Transcribe the records below in full; pictures stay out of the copy.

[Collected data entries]
* begin *

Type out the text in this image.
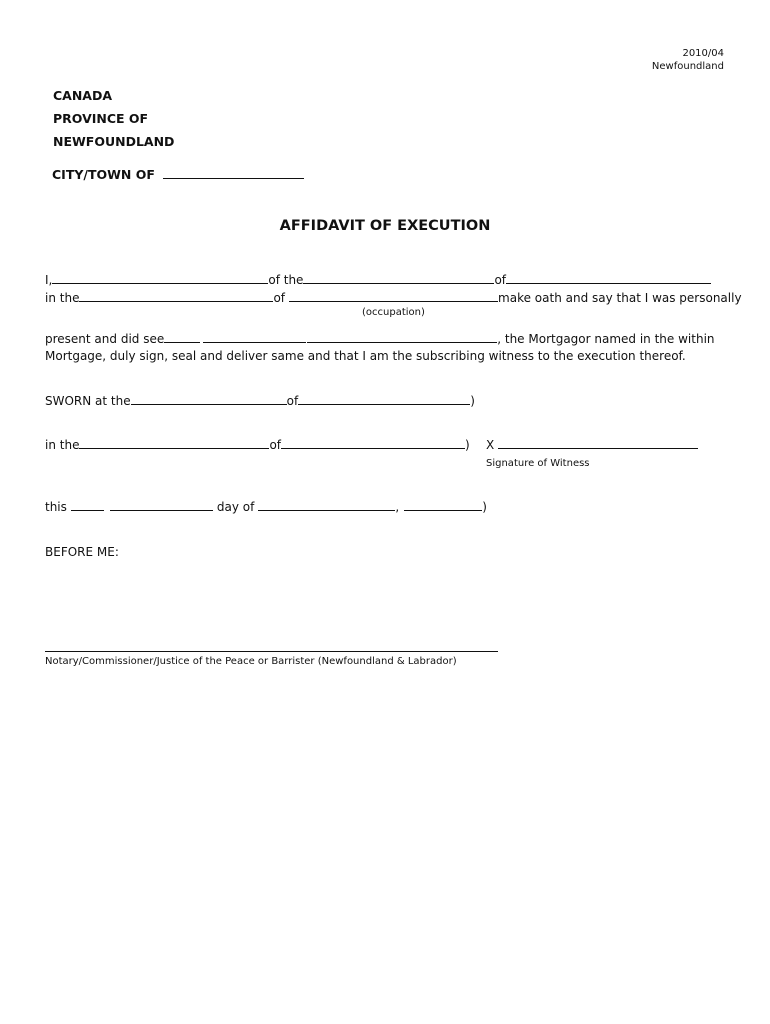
2010/04
Newfoundland
CANADA
PROVINCE OF
NEWFOUNDLAND
CITY/TOWN OF
AFFIDAVIT OF EXECUTION
I,	of the	of
in the	of	make oath and say that I was personally
(occupation)
present and did see	, the Mortgagor named in the within
Mortgage, duly sign, seal and deliver same and that I am the subscribing witness to the execution thereof.
SWORN at the	of	)
in the	of	) X
Signature of Witness
this	day of	,	)
BEFORE ME:
Notary/Commissioner/Justice of the Peace or Barrister (Newfoundland & Labrador)
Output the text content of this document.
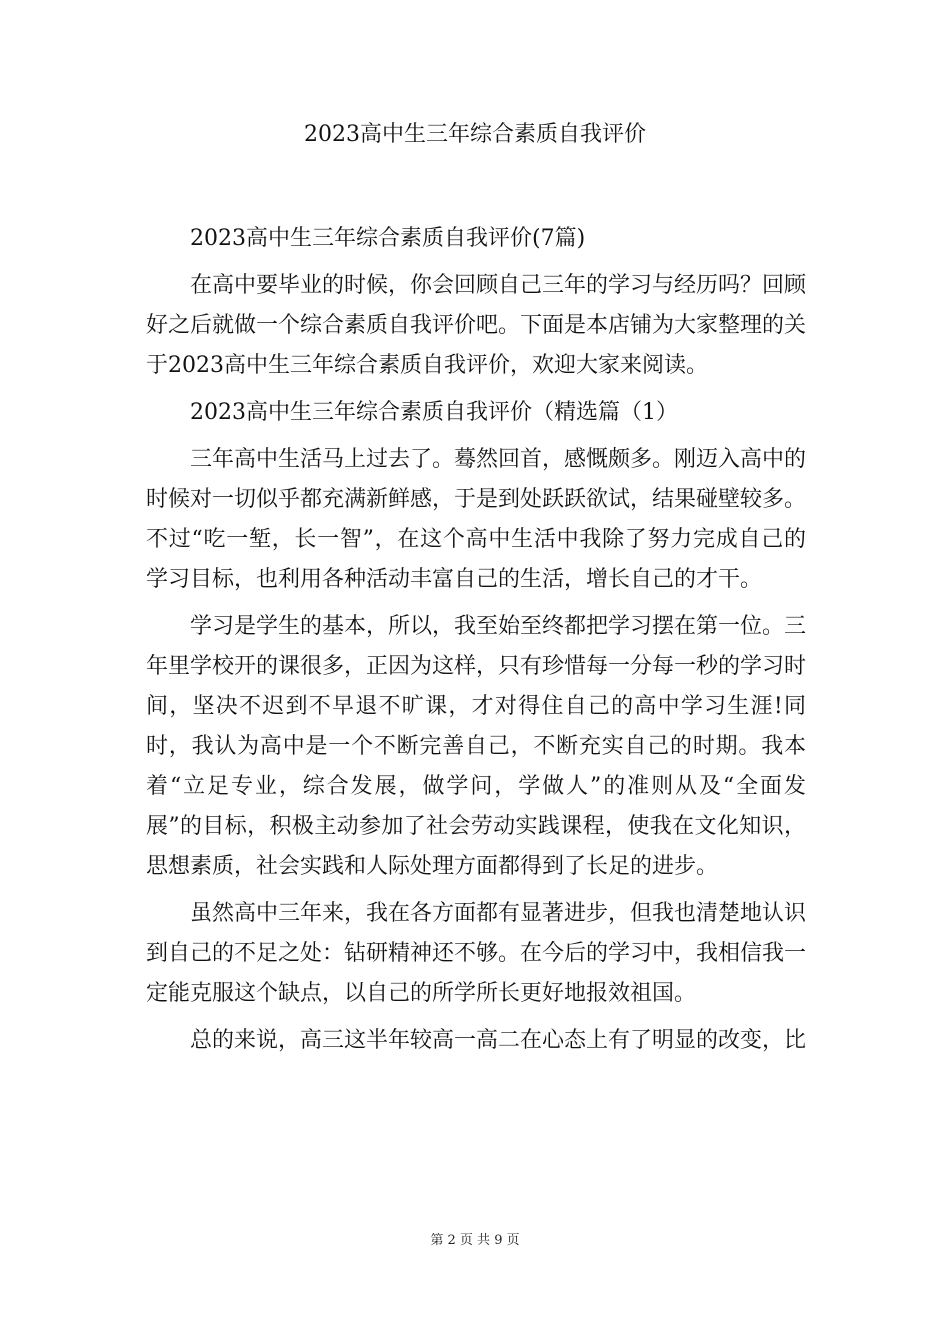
2023高中生三年综合素质自我评价

2023高中生三年综合素质自我评价(7篇)

在高中要毕业的时候，你会回顾自己三年的学习与经历吗？回顾好之后就做一个综合素质自我评价吧。下面是本店铺为大家整理的关于2023高中生三年综合素质自我评价，欢迎大家来阅读。

2023高中生三年综合素质自我评价（精选篇（1）

三年高中生活马上过去了。蓦然回首，感慨颇多。刚迈入高中的时候对一切似乎都充满新鲜感，于是到处跃跃欲试，结果碰壁较多。不过“吃一堑，长一智”，在这个高中生活中我除了努力完成自己的学习目标，也利用各种活动丰富自己的生活，增长自己的才干。

学习是学生的基本，所以，我至始至终都把学习摆在第一位。三年里学校开的课很多，正因为这样，只有珍惜每一分每一秒的学习时间，坚决不迟到不早退不旷课，才对得住自己的高中学习生涯!同时，我认为高中是一个不断完善自己，不断充实自己的时期。我本着“立足专业，综合发展，做学问，学做人”的准则从及“全面发展”的目标，积极主动参加了社会劳动实践课程，使我在文化知识，思想素质，社会实践和人际处理方面都得到了长足的进步。

虽然高中三年来，我在各方面都有显著进步，但我也清楚地认识到自己的不足之处：钻研精神还不够。在今后的学习中，我相信我一定能克服这个缺点，以自己的所学所长更好地报效祖国。

总的来说，高三这半年较高一高二在心态上有了明显的改变，比

第 2 页 共 9 页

* end *

_TASK ANSWER_.
Type out the text in this image.
2010/04
Newfoundland
CANADA
PROVINCE OF
NEWFOUNDLAND
CITY/TOWN OF
AFFIDAVIT OF EXECUTION
I,	of the	of
in the	of	make oath and say that I was personally
(occupation)
present and did see	, the Mortgagor named in the within
Mortgage, duly sign, seal and deliver same and that I am the subscribing witness to the execution thereof.
SWORN at the	of	)
in the	of	) X
Signature of Witness
this	day of	,	)
BEFORE ME:
Notary/Commissioner/Justice of the Peace or Barrister (Newfoundland & Labrador)
Output the text content of this document.
2023高中生三年综合素质自我评价

2023高中生三年综合素质自我评价(7篇)

在高中要毕业的时候，你会回顾自己三年的学习与经历吗？回顾好之后就做一个综合素质自我评价吧。下面是本店铺为大家整理的关于2023高中生三年综合素质自我评价，欢迎大家来阅读。

2023高中生三年综合素质自我评价（精选篇（1）

三年高中生活马上过去了。蓦然回首，感慨颇多。刚迈入高中的时候对一切似乎都充满新鲜感，于是到处跃跃欲试，结果碰壁较多。不过“吃一堑，长一智”，在这个高中生活中我除了努力完成自己的学习目标，也利用各种活动丰富自己的生活，增长自己的才干。

学习是学生的基本，所以，我至始至终都把学习摆在第一位。三年里学校开的课很多，正因为这样，只有珍惜每一分每一秒的学习时间，坚决不迟到不早退不旷课，才对得住自己的高中学习生涯!同时，我认为高中是一个不断完善自己，不断充实自己的时期。我本着“立足专业，综合发展，做学问，学做人”的准则从及“全面发展”的目标，积极主动参加了社会劳动实践课程，使我在文化知识，思想素质，社会实践和人际处理方面都得到了长足的进步。

虽然高中三年来，我在各方面都有显著进步，但我也清楚地认识到自己的不足之处：钻研精神还不够。在今后的学习中，我相信我一定能克服这个缺点，以自己的所学所长更好地报效祖国。

总的来说，高三这半年较高一高二在心态上有了明显的改变，比

第 2 页 共 9 页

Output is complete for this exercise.